┌─ DATA IN THIS EXERCISE
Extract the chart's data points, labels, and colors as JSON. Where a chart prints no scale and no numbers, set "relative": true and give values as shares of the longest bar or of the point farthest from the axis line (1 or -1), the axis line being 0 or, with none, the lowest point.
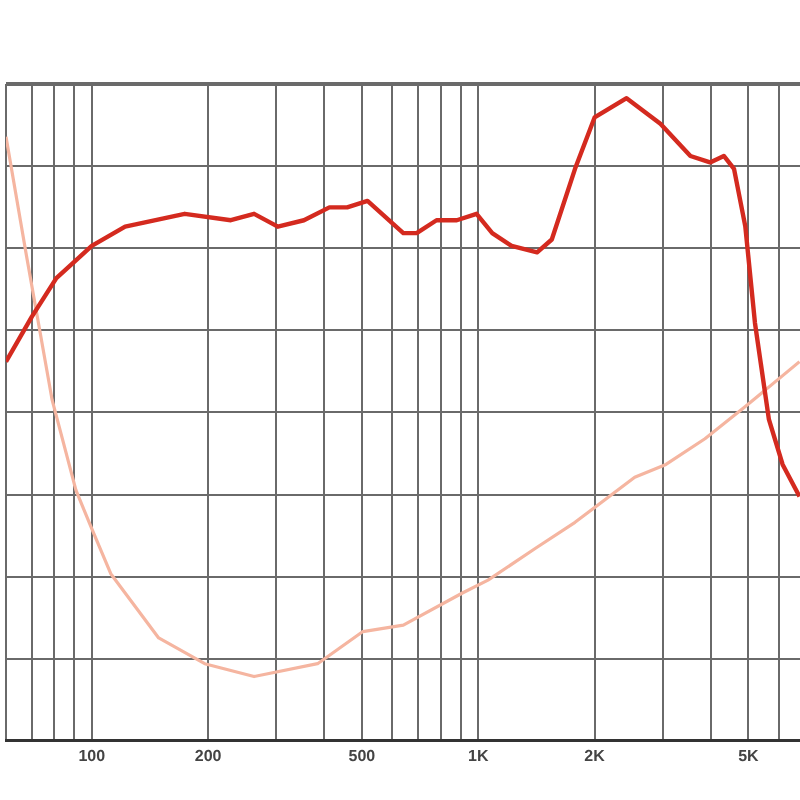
{
  "chart_data": {
    "type": "line",
    "log": "x",
    "relative": true,
    "grid": true,
    "legend": false,
    "marker": "none",
    "line_style": "solid",
    "xlim": [
      60,
      6800
    ],
    "xticks": [
      {
        "value": 60,
        "label": null
      },
      {
        "value": 70,
        "label": null
      },
      {
        "value": 80,
        "label": null
      },
      {
        "value": 90,
        "label": null
      },
      {
        "value": 100,
        "label": "100"
      },
      {
        "value": 200,
        "label": "200"
      },
      {
        "value": 300,
        "label": null
      },
      {
        "value": 400,
        "label": null
      },
      {
        "value": 500,
        "label": "500"
      },
      {
        "value": 600,
        "label": null
      },
      {
        "value": 700,
        "label": null
      },
      {
        "value": 800,
        "label": null
      },
      {
        "value": 900,
        "label": null
      },
      {
        "value": 1000,
        "label": "1K"
      },
      {
        "value": 2000,
        "label": "2K"
      },
      {
        "value": 3000,
        "label": null
      },
      {
        "value": 4000,
        "label": null
      },
      {
        "value": 5000,
        "label": "5K"
      },
      {
        "value": 6000,
        "label": null
      }
    ],
    "series": [
      {
        "color": "#d42a1f",
        "x": [
          60,
          70,
          81,
          100,
          122,
          174,
          229,
          263,
          303,
          354,
          412,
          458,
          517,
          640,
          693,
          780,
          880,
          990,
          1087,
          1220,
          1420,
          1550,
          1780,
          2000,
          2420,
          2960,
          3540,
          3980,
          4320,
          4590,
          4910,
          5200,
          5650,
          6130,
          6780
        ],
        "values": [
          0.59,
          0.66,
          0.72,
          0.77,
          0.8,
          0.82,
          0.81,
          0.82,
          0.8,
          0.81,
          0.83,
          0.83,
          0.84,
          0.79,
          0.79,
          0.81,
          0.81,
          0.82,
          0.79,
          0.77,
          0.76,
          0.78,
          0.89,
          0.97,
          1.0,
          0.96,
          0.91,
          0.9,
          0.91,
          0.89,
          0.8,
          0.65,
          0.5,
          0.43,
          0.38
        ]
      },
      {
        "color": "#f5b5a0",
        "x": [
          60,
          68,
          79,
          91,
          100,
          112,
          149,
          196,
          263,
          384,
          503,
          640,
          910,
          1060,
          1410,
          1780,
          2540,
          3060,
          3860,
          4910,
          6780
        ],
        "values": [
          0.94,
          0.75,
          0.53,
          0.39,
          0.33,
          0.26,
          0.16,
          0.12,
          0.1,
          0.12,
          0.17,
          0.18,
          0.23,
          0.25,
          0.3,
          0.34,
          0.41,
          0.43,
          0.47,
          0.52,
          0.59
        ]
      }
    ]
  }
}
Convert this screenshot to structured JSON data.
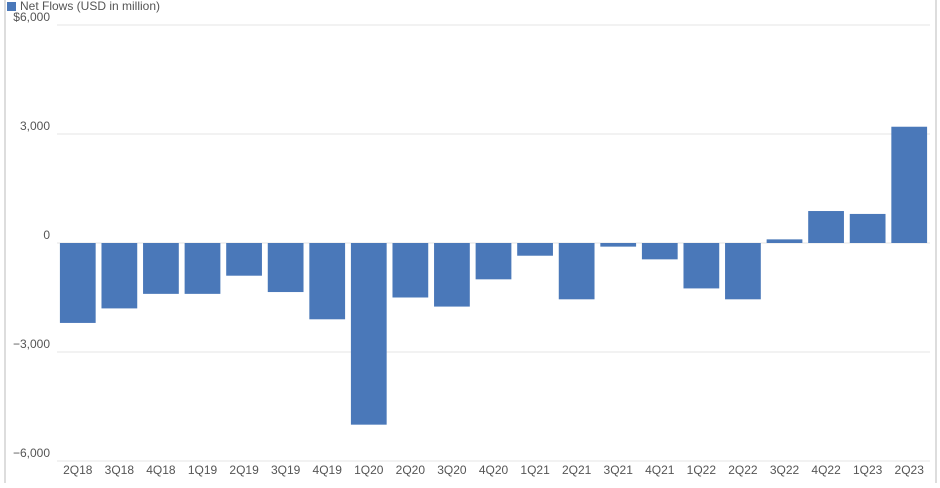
{
  "chart_data": {
    "type": "bar",
    "legend": "Net Flows (USD in million)",
    "color": "#4a78b9",
    "categories": [
      "2Q18",
      "3Q18",
      "4Q18",
      "1Q19",
      "2Q19",
      "3Q19",
      "4Q19",
      "1Q20",
      "2Q20",
      "3Q20",
      "4Q20",
      "1Q21",
      "2Q21",
      "3Q21",
      "4Q21",
      "1Q22",
      "2Q22",
      "3Q22",
      "4Q22",
      "1Q23",
      "2Q23"
    ],
    "values": [
      -2200,
      -1800,
      -1400,
      -1400,
      -900,
      -1350,
      -2100,
      -5000,
      -1500,
      -1750,
      -1000,
      -350,
      -1550,
      -100,
      -450,
      -1250,
      -1550,
      100,
      880,
      800,
      3200
    ],
    "ylim": [
      -6000,
      6000
    ],
    "yticks": [
      {
        "value": -6000,
        "label": "−6,000"
      },
      {
        "value": -3000,
        "label": "−3,000"
      },
      0,
      {
        "value": 3000,
        "label": "3,000"
      },
      {
        "value": 6000,
        "label": "$6,000"
      }
    ],
    "grid": true
  }
}
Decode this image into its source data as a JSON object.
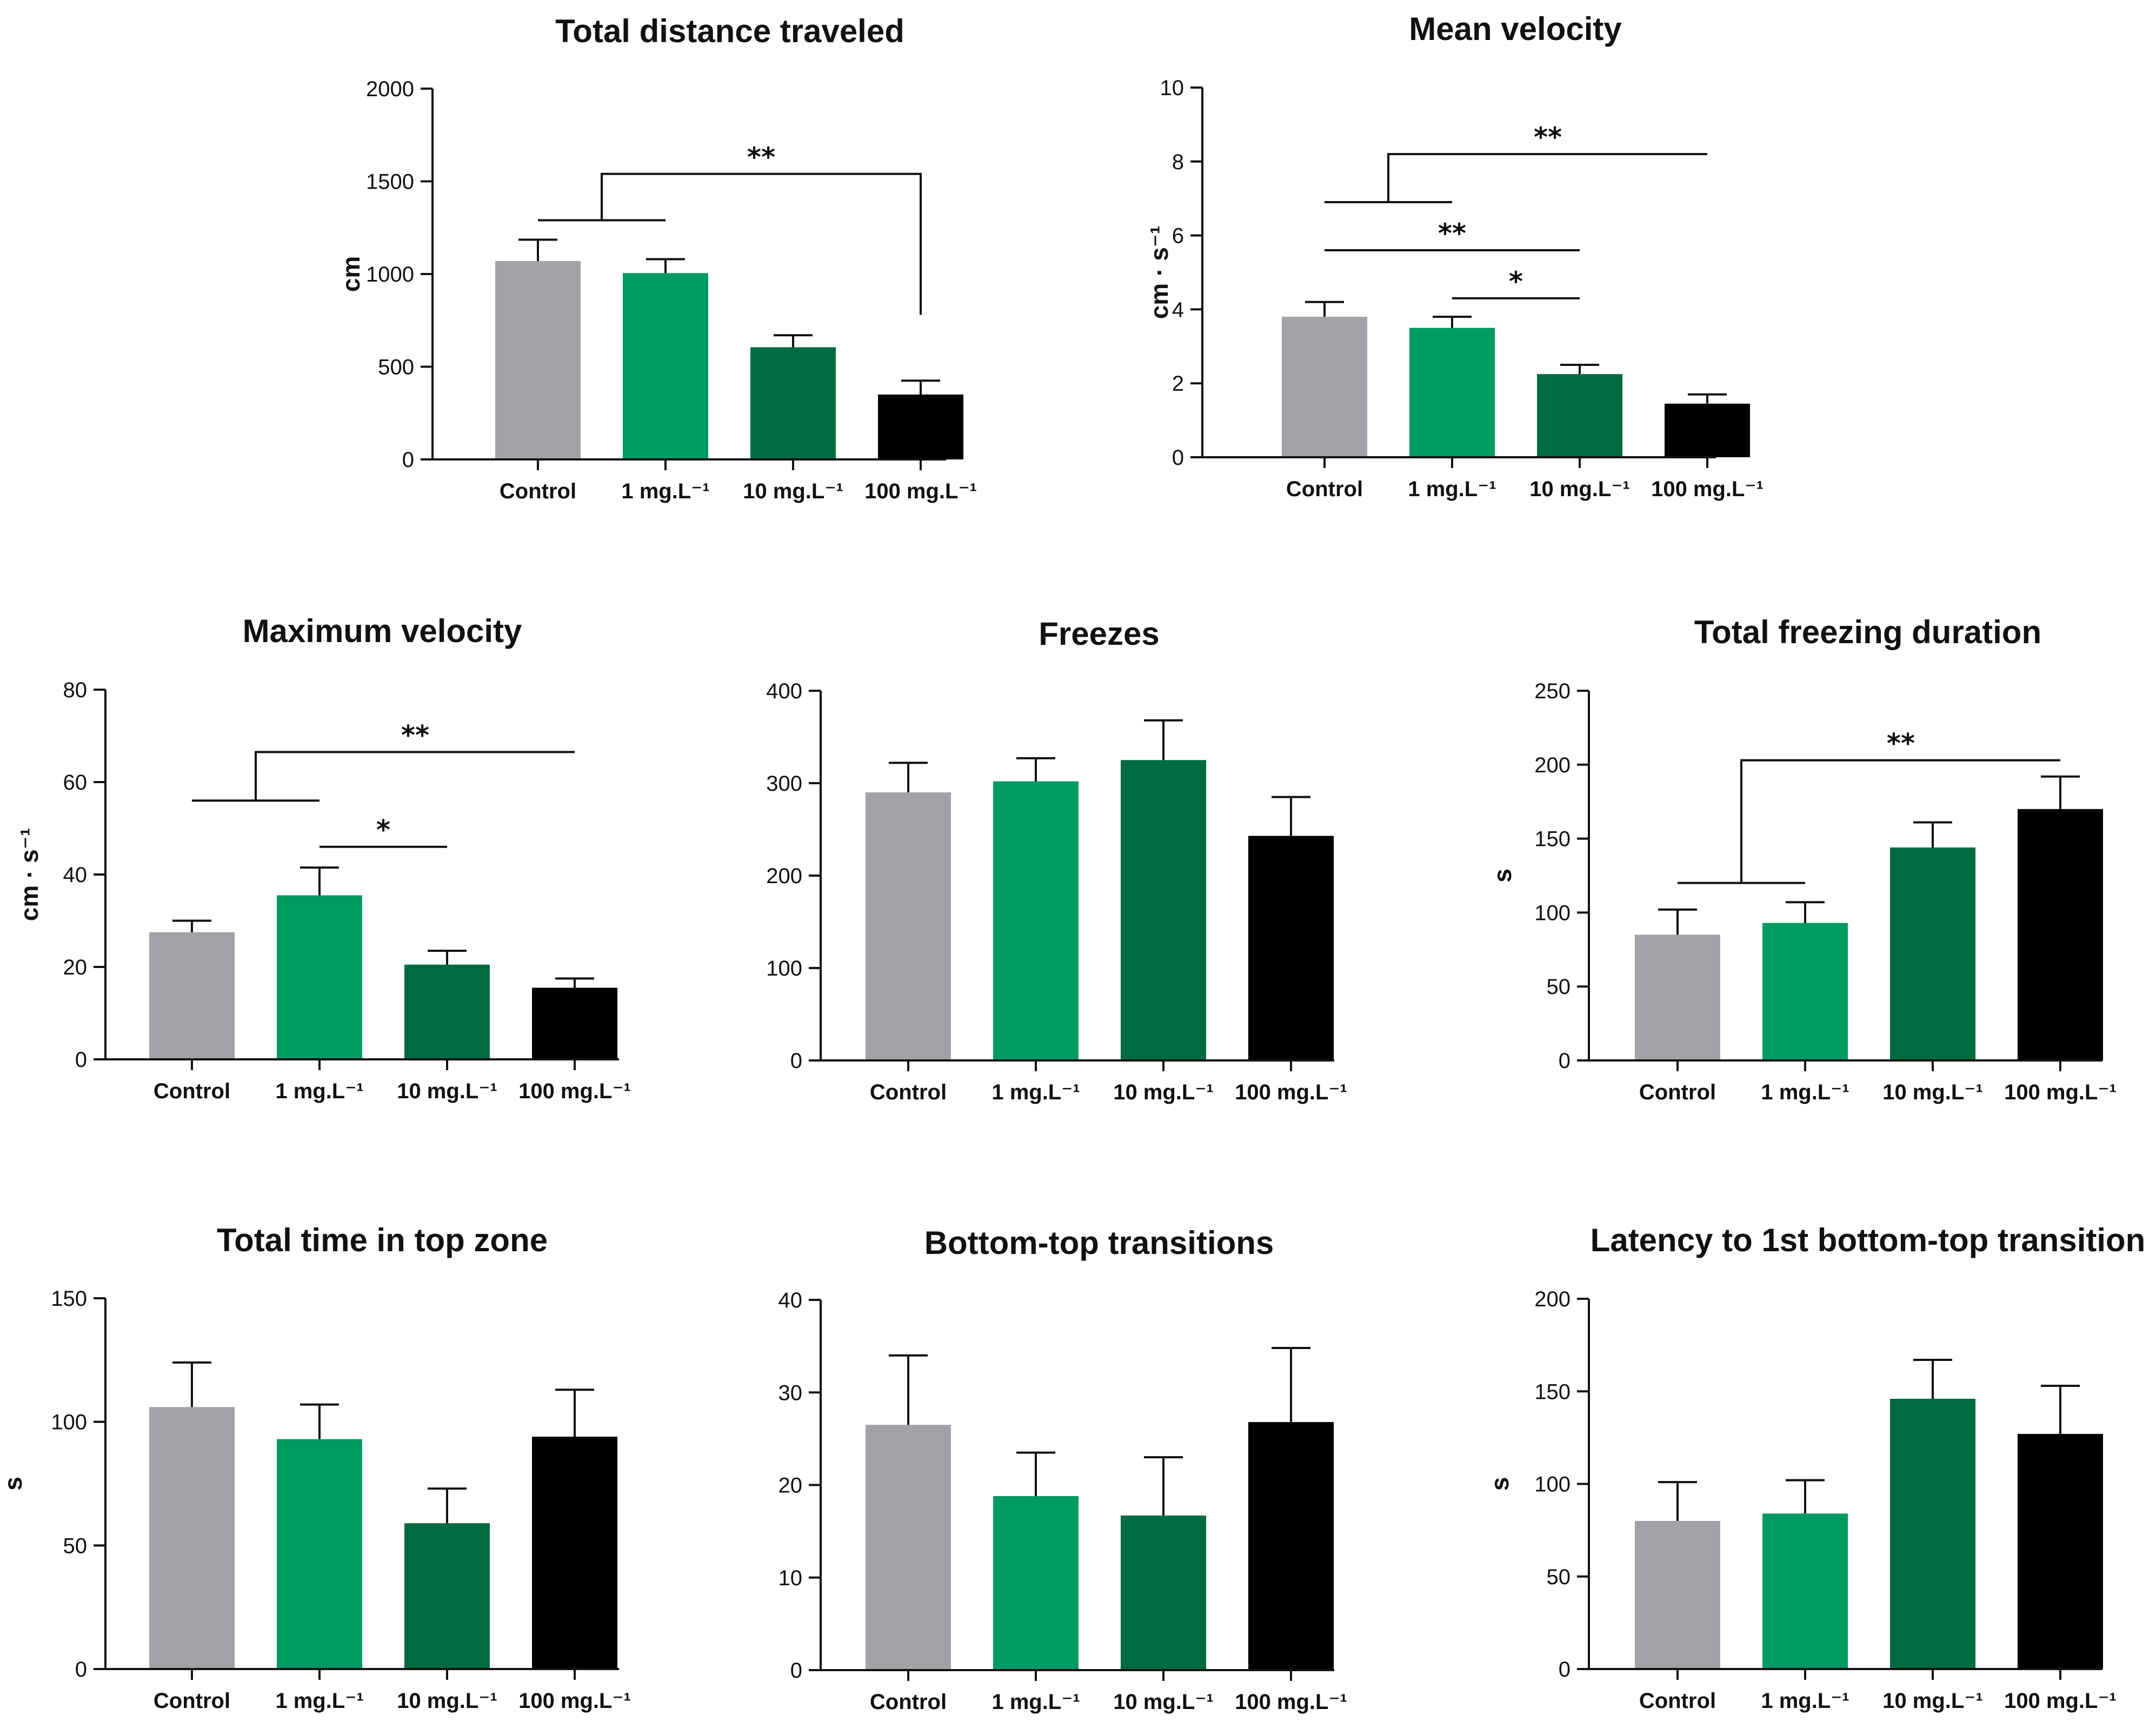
└─
WHAT NEEDS TO BE DONE: Exactly reproduce each record, leaving out any pictures.

SOLUTION TO THIS EXERCISE:
Extract the chart's data points, labels, and colors as JSON. Where a chart prints no scale and no numbers, set "relative": true and give values as shares of the longest bar or of the point farthest from the axis line (1 or -1), the axis line being 0 or, with none, the lowest point.
{
  "chart_data": {
    "type": "line",
    "log": "x",
    "relative": true,
    "grid": true,
    "legend": false,
    "marker": "none",
    "line_style": "solid",
    "xlim": [
      60,
      6800
    ],
    "xticks": [
      {
        "value": 60,
        "label": null
      },
      {
        "value": 70,
        "label": null
      },
      {
        "value": 80,
        "label": null
      },
      {
        "value": 90,
        "label": null
      },
      {
        "value": 100,
        "label": "100"
      },
      {
        "value": 200,
        "label": "200"
      },
      {
        "value": 300,
        "label": null
      },
      {
        "value": 400,
        "label": null
      },
      {
        "value": 500,
        "label": "500"
      },
      {
        "value": 600,
        "label": null
      },
      {
        "value": 700,
        "label": null
      },
      {
        "value": 800,
        "label": null
      },
      {
        "value": 900,
        "label": null
      },
      {
        "value": 1000,
        "label": "1K"
      },
      {
        "value": 2000,
        "label": "2K"
      },
      {
        "value": 3000,
        "label": null
      },
      {
        "value": 4000,
        "label": null
      },
      {
        "value": 5000,
        "label": "5K"
      },
      {
        "value": 6000,
        "label": null
      }
    ],
    "series": [
      {
        "color": "#d42a1f",
        "x": [
          60,
          70,
          81,
          100,
          122,
          174,
          229,
          263,
          303,
          354,
          412,
          458,
          517,
          640,
          693,
          780,
          880,
          990,
          1087,
          1220,
          1420,
          1550,
          1780,
          2000,
          2420,
          2960,
          3540,
          3980,
          4320,
          4590,
          4910,
          5200,
          5650,
          6130,
          6780
        ],
        "values": [
          0.59,
          0.66,
          0.72,
          0.77,
          0.8,
          0.82,
          0.81,
          0.82,
          0.8,
          0.81,
          0.83,
          0.83,
          0.84,
          0.79,
          0.79,
          0.81,
          0.81,
          0.82,
          0.79,
          0.77,
          0.76,
          0.78,
          0.89,
          0.97,
          1.0,
          0.96,
          0.91,
          0.9,
          0.91,
          0.89,
          0.8,
          0.65,
          0.5,
          0.43,
          0.38
        ]
      },
      {
        "color": "#f5b5a0",
        "x": [
          60,
          68,
          79,
          91,
          100,
          112,
          149,
          196,
          263,
          384,
          503,
          640,
          910,
          1060,
          1410,
          1780,
          2540,
          3060,
          3860,
          4910,
          6780
        ],
        "values": [
          0.94,
          0.75,
          0.53,
          0.39,
          0.33,
          0.26,
          0.16,
          0.12,
          0.1,
          0.12,
          0.17,
          0.18,
          0.23,
          0.25,
          0.3,
          0.34,
          0.41,
          0.43,
          0.47,
          0.52,
          0.59
        ]
      }
    ]
  }
}
Convert this screenshot to structured JSON data.
{
  "chart_data": {
    "type": "bar",
    "legend": "Net Flows (USD in million)",
    "color": "#4a78b9",
    "categories": [
      "2Q18",
      "3Q18",
      "4Q18",
      "1Q19",
      "2Q19",
      "3Q19",
      "4Q19",
      "1Q20",
      "2Q20",
      "3Q20",
      "4Q20",
      "1Q21",
      "2Q21",
      "3Q21",
      "4Q21",
      "1Q22",
      "2Q22",
      "3Q22",
      "4Q22",
      "1Q23",
      "2Q23"
    ],
    "values": [
      -2200,
      -1800,
      -1400,
      -1400,
      -900,
      -1350,
      -2100,
      -5000,
      -1500,
      -1750,
      -1000,
      -350,
      -1550,
      -100,
      -450,
      -1250,
      -1550,
      100,
      880,
      800,
      3200
    ],
    "ylim": [
      -6000,
      6000
    ],
    "yticks": [
      {
        "value": -6000,
        "label": "−6,000"
      },
      {
        "value": -3000,
        "label": "−3,000"
      },
      0,
      {
        "value": 3000,
        "label": "3,000"
      },
      {
        "value": 6000,
        "label": "$6,000"
      }
    ],
    "grid": true
  }
}
Decode this image into its source data as a JSON object.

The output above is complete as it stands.